## Problem description
Copy out each line featuring the string "presidente" from the entries beneath.
▬▬▬▬▬▬▬▬▬▬
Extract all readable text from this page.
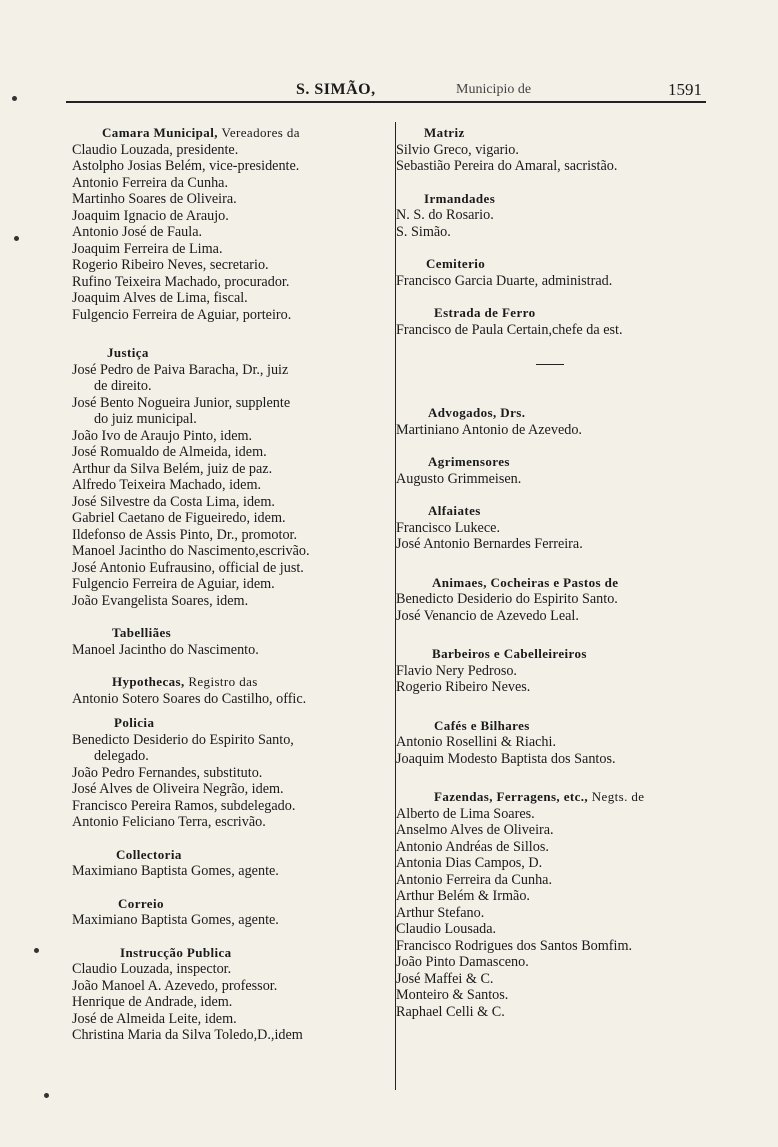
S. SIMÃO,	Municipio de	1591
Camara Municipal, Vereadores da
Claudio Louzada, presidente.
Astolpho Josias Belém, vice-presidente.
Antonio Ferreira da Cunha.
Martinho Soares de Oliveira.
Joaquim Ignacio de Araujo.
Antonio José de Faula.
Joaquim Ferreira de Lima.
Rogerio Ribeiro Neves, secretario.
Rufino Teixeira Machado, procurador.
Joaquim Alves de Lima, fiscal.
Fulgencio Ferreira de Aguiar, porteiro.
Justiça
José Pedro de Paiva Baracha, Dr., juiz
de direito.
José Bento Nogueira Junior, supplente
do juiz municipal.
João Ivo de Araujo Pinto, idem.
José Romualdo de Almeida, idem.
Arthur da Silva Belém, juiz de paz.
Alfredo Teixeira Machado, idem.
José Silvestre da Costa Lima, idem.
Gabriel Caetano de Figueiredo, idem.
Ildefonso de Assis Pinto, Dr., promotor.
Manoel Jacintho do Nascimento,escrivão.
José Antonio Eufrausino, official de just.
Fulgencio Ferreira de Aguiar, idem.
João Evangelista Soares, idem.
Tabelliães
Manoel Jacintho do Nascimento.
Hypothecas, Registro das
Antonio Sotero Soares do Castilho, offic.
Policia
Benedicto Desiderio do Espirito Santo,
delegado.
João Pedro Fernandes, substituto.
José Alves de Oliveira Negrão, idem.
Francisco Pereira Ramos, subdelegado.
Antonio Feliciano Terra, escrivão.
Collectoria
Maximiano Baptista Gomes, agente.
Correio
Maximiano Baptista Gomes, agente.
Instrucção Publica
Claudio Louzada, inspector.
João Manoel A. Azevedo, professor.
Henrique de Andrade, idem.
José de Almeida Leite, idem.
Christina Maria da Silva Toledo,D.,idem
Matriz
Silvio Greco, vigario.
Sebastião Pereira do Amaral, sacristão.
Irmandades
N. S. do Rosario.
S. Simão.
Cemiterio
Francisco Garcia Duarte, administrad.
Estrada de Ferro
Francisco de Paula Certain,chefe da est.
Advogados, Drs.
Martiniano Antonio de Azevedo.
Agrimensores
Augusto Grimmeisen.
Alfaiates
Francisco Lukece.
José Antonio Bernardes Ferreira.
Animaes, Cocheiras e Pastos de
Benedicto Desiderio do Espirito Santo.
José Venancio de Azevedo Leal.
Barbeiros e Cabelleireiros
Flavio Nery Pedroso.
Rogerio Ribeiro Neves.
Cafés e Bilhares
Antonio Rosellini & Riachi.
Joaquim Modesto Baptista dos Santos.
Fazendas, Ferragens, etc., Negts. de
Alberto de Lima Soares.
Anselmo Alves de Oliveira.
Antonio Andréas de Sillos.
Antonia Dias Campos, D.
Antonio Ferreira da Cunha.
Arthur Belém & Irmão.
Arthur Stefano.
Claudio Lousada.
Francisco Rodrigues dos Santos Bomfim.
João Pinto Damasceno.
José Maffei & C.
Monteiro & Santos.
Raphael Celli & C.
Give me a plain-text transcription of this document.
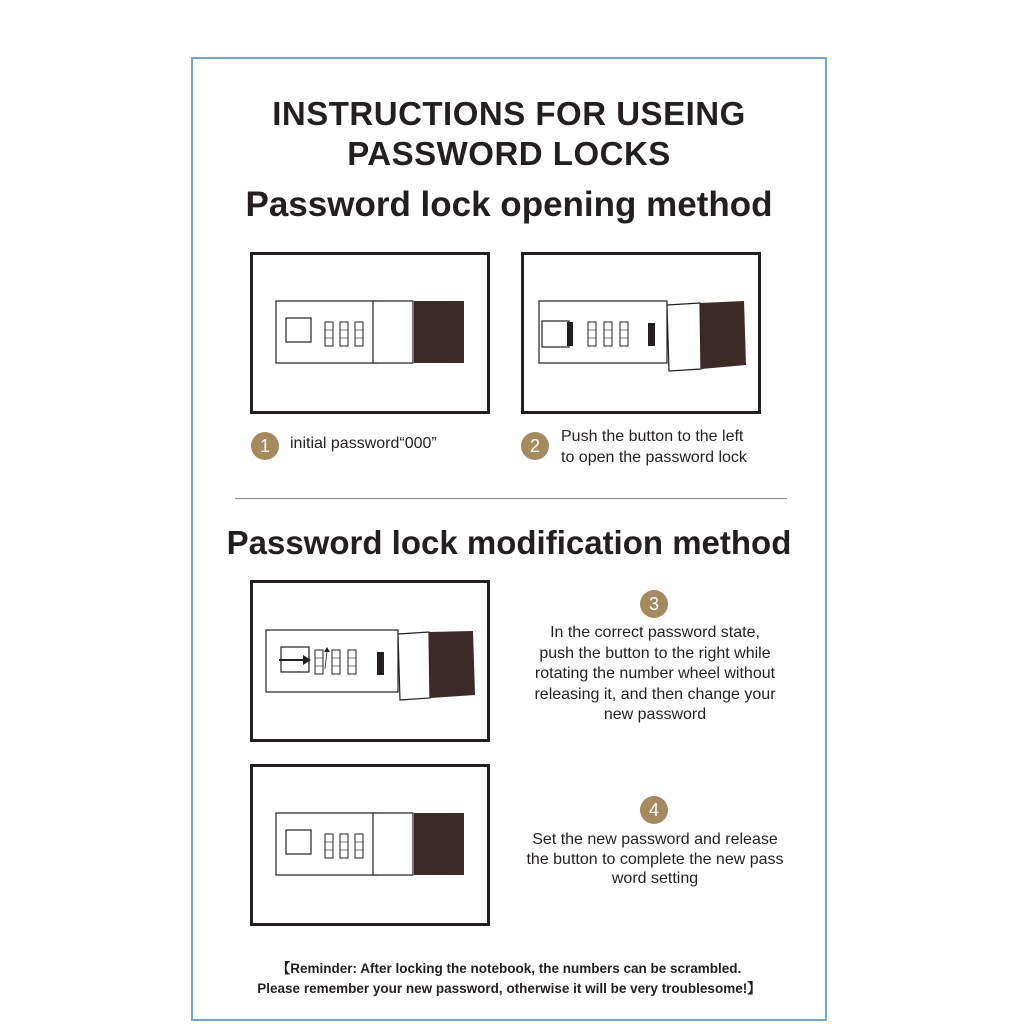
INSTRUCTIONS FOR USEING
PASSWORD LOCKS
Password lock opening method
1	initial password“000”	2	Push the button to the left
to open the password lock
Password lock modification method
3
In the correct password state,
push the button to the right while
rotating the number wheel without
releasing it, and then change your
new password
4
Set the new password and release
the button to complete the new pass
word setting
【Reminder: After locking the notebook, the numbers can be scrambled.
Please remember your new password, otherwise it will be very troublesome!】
▬▬▬▬▬▬▬▬▬▬
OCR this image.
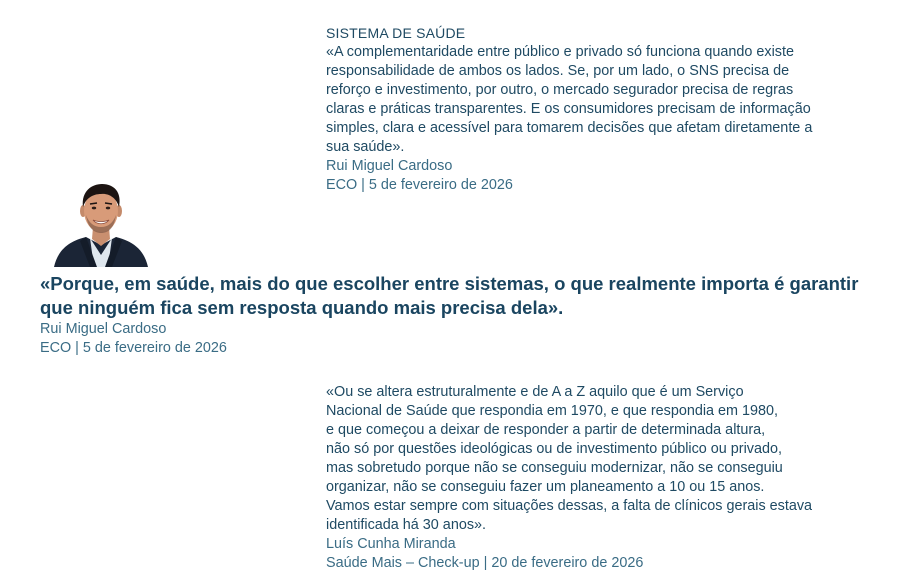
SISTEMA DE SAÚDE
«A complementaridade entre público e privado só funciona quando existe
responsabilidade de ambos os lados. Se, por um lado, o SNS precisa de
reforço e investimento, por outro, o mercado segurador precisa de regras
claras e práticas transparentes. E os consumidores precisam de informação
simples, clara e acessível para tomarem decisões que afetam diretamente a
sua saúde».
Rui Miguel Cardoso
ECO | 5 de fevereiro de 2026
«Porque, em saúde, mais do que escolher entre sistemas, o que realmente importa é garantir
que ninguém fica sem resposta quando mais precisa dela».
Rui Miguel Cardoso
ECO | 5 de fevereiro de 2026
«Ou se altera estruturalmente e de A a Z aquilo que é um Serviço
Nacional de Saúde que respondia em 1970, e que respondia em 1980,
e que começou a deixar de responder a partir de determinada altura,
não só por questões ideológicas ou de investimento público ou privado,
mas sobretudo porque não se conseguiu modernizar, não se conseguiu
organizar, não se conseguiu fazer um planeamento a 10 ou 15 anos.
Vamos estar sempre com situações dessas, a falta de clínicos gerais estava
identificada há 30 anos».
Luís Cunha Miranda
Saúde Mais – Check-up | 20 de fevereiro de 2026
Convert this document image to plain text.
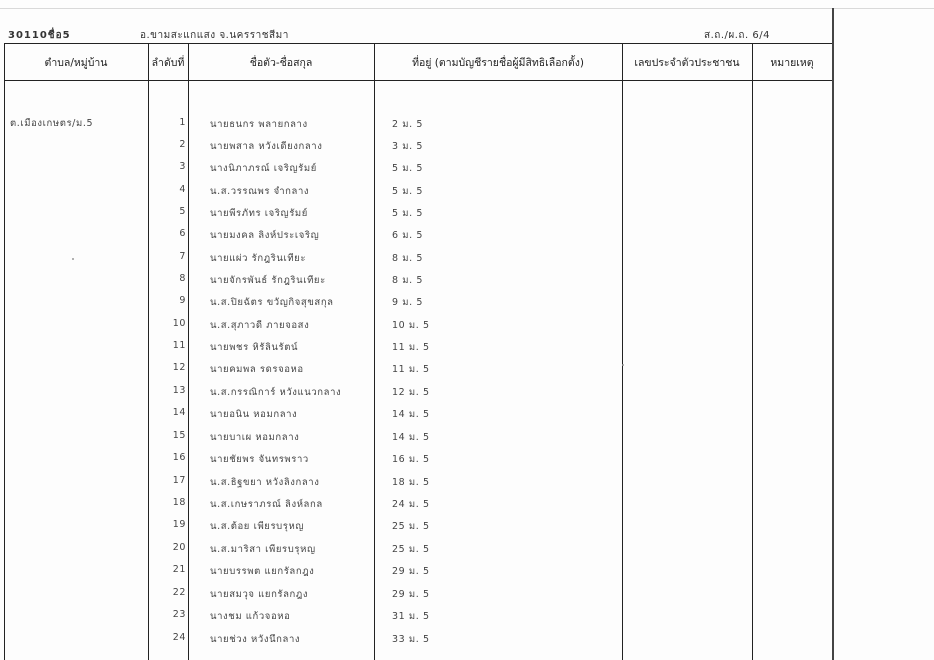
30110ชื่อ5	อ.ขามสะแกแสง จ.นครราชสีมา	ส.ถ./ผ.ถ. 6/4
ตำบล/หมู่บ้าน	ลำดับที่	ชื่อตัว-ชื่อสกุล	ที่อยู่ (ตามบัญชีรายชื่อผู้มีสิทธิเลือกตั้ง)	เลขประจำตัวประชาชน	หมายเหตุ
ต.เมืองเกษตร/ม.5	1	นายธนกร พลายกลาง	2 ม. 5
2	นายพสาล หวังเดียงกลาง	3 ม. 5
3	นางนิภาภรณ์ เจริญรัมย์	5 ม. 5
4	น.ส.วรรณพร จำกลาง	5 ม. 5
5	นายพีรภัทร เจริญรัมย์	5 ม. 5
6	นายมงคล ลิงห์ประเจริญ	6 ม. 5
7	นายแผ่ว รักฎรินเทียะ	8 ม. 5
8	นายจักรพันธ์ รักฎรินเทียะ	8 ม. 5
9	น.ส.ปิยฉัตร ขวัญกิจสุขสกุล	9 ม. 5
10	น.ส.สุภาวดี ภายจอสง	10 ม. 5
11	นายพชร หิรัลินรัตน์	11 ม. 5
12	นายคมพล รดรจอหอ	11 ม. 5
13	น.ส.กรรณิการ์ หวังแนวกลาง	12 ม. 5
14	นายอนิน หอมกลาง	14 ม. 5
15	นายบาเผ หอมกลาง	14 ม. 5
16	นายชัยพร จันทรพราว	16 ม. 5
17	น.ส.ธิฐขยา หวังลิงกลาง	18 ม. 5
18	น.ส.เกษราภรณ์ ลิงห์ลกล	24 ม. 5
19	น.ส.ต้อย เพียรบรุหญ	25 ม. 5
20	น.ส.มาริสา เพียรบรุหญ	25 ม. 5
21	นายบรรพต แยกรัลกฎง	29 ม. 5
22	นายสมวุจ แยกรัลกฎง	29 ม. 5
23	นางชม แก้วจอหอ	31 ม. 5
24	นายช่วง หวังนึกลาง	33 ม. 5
▬▬▬▬▬▬▬▬▬▬
## Solution
Claudio Louzada, presidente.
Astolpho Josias Belém, vice-presidente.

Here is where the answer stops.